Aim:
Locate every line in the material below that has the word "旭东路与巫峰苑". Copy each of those lines.

Data provided:
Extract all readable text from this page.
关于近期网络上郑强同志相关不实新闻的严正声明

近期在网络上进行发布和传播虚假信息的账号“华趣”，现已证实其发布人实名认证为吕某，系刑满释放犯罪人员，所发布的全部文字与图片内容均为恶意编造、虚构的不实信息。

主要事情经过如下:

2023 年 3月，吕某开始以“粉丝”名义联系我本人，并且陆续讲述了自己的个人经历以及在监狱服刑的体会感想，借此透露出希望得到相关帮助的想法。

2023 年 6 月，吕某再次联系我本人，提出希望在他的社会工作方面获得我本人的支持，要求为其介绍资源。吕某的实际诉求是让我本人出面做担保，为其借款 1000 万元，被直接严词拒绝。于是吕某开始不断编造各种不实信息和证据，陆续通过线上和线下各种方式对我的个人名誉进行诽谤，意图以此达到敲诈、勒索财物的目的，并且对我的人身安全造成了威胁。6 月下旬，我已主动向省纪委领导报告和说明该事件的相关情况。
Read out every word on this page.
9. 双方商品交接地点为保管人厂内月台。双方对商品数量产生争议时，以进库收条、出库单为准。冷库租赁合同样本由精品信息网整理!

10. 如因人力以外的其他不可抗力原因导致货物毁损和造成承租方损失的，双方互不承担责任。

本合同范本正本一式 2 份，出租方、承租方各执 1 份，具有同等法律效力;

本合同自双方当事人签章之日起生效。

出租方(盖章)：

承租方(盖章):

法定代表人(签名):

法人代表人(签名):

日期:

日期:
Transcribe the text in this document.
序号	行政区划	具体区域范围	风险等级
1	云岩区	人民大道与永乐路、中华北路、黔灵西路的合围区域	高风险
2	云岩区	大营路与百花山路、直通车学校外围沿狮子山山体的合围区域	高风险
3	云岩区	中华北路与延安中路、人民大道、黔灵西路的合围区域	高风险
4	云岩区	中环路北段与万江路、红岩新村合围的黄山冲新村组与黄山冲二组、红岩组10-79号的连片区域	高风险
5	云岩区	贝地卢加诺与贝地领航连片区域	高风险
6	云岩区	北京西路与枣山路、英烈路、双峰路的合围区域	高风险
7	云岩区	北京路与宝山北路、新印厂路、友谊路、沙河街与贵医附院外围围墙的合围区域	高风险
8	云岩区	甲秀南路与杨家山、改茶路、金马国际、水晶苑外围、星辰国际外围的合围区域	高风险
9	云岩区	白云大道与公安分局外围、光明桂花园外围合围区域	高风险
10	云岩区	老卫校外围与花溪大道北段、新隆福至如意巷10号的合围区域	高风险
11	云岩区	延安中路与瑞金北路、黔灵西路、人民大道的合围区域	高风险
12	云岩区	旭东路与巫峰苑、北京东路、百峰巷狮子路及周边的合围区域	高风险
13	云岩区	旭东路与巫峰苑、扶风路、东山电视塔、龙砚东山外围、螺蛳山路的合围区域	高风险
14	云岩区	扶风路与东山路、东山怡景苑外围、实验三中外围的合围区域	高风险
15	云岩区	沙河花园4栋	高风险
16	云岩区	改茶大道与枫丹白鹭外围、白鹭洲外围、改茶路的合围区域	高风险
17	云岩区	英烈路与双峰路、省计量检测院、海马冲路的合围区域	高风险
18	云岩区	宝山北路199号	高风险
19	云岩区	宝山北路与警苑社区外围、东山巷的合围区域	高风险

Right answer:
12	云岩区	旭东路与巫峰苑、北京东路、百峰巷狮子路及周边的合围区域	高风险
13	云岩区	旭东路与巫峰苑、扶风路、东山电视塔、龙砚东山外围、螺蛳山路的合围区域	高风险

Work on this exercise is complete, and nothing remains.